• Given instruction: Output the records. Match them exactly.

Source records
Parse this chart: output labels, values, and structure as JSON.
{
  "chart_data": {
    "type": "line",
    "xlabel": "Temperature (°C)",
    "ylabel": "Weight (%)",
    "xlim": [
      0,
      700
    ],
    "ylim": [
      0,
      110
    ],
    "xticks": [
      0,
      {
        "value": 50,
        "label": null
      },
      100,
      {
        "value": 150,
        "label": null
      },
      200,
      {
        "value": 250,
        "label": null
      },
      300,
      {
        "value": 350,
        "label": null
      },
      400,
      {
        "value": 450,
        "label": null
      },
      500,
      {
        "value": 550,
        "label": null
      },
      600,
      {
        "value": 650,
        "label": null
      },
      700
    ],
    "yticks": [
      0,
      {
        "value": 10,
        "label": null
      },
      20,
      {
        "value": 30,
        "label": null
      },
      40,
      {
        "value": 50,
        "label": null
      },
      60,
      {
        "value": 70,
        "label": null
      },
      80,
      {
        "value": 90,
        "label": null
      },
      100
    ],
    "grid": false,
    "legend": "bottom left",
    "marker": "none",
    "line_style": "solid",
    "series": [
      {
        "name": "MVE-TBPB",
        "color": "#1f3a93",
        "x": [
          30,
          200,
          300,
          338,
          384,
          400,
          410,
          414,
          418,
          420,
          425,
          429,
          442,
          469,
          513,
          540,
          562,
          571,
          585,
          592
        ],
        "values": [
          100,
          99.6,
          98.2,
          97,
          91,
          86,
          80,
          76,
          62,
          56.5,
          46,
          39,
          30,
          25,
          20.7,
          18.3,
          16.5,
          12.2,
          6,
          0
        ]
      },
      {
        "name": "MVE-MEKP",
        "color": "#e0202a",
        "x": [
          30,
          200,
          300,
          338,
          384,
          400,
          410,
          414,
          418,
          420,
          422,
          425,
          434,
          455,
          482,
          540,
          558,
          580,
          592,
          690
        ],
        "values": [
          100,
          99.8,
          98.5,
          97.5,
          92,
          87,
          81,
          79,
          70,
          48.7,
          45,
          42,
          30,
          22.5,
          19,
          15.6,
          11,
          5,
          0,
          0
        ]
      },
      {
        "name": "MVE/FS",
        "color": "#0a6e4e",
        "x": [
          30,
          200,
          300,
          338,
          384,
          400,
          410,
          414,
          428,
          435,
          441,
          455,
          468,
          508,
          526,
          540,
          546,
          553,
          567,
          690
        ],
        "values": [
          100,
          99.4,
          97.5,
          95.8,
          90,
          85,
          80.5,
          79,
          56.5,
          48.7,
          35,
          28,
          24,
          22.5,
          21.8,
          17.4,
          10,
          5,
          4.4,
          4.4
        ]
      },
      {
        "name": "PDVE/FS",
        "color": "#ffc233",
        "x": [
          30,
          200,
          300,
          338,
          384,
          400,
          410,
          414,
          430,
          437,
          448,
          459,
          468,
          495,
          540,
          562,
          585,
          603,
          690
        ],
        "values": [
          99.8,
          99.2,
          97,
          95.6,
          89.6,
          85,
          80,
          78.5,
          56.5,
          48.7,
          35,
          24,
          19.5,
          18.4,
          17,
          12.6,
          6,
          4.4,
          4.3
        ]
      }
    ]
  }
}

• Solution for this exercise:
Parse this chart: output labels, values, and structure as JSON.
{
  "chart_data": {
    "type": "line",
    "xlabel": "Temperature (°C)",
    "ylabel": "Weight (%)",
    "xlim": [
      0,
      700
    ],
    "ylim": [
      0,
      110
    ],
    "xticks": [
      0,
      {
        "value": 50,
        "label": null
      },
      100,
      {
        "value": 150,
        "label": null
      },
      200,
      {
        "value": 250,
        "label": null
      },
      300,
      {
        "value": 350,
        "label": null
      },
      400,
      {
        "value": 450,
        "label": null
      },
      500,
      {
        "value": 550,
        "label": null
      },
      600,
      {
        "value": 650,
        "label": null
      },
      700
    ],
    "yticks": [
      0,
      {
        "value": 10,
        "label": null
      },
      20,
      {
        "value": 30,
        "label": null
      },
      40,
      {
        "value": 50,
        "label": null
      },
      60,
      {
        "value": 70,
        "label": null
      },
      80,
      {
        "value": 90,
        "label": null
      },
      100
    ],
    "grid": false,
    "legend": "bottom left",
    "marker": "none",
    "line_style": "solid",
    "series": [
      {
        "name": "MVE-TBPB",
        "color": "#1f3a93",
        "x": [
          30,
          200,
          300,
          338,
          384,
          400,
          410,
          414,
          418,
          420,
          425,
          429,
          442,
          469,
          513,
          540,
          562,
          571,
          585,
          592
        ],
        "values": [
          100,
          99.6,
          98.2,
          97,
          91,
          86,
          80,
          76,
          62,
          56.5,
          46,
          39,
          30,
          25,
          20.7,
          18.3,
          16.5,
          12.2,
          6,
          0
        ]
      },
      {
        "name": "MVE-MEKP",
        "color": "#e0202a",
        "x": [
          30,
          200,
          300,
          338,
          384,
          400,
          410,
          414,
          418,
          420,
          422,
          425,
          434,
          455,
          482,
          540,
          558,
          580,
          592,
          690
        ],
        "values": [
          100,
          99.8,
          98.5,
          97.5,
          92,
          87,
          81,
          79,
          70,
          48.7,
          45,
          42,
          30,
          22.5,
          19,
          15.6,
          11,
          5,
          0,
          0
        ]
      },
      {
        "name": "MVE/FS",
        "color": "#0a6e4e",
        "x": [
          30,
          200,
          300,
          338,
          384,
          400,
          410,
          414,
          428,
          435,
          441,
          455,
          468,
          508,
          526,
          540,
          546,
          553,
          567,
          690
        ],
        "values": [
          100,
          99.4,
          97.5,
          95.8,
          90,
          85,
          80.5,
          79,
          56.5,
          48.7,
          35,
          28,
          24,
          22.5,
          21.8,
          17.4,
          10,
          5,
          4.4,
          4.4
        ]
      },
      {
        "name": "PDVE/FS",
        "color": "#ffc233",
        "x": [
          30,
          200,
          300,
          338,
          384,
          400,
          410,
          414,
          430,
          437,
          448,
          459,
          468,
          495,
          540,
          562,
          585,
          603,
          690
        ],
        "values": [
          99.8,
          99.2,
          97,
          95.6,
          89.6,
          85,
          80,
          78.5,
          56.5,
          48.7,
          35,
          24,
          19.5,
          18.4,
          17,
          12.6,
          6,
          4.4,
          4.3
        ]
      }
    ]
  }
}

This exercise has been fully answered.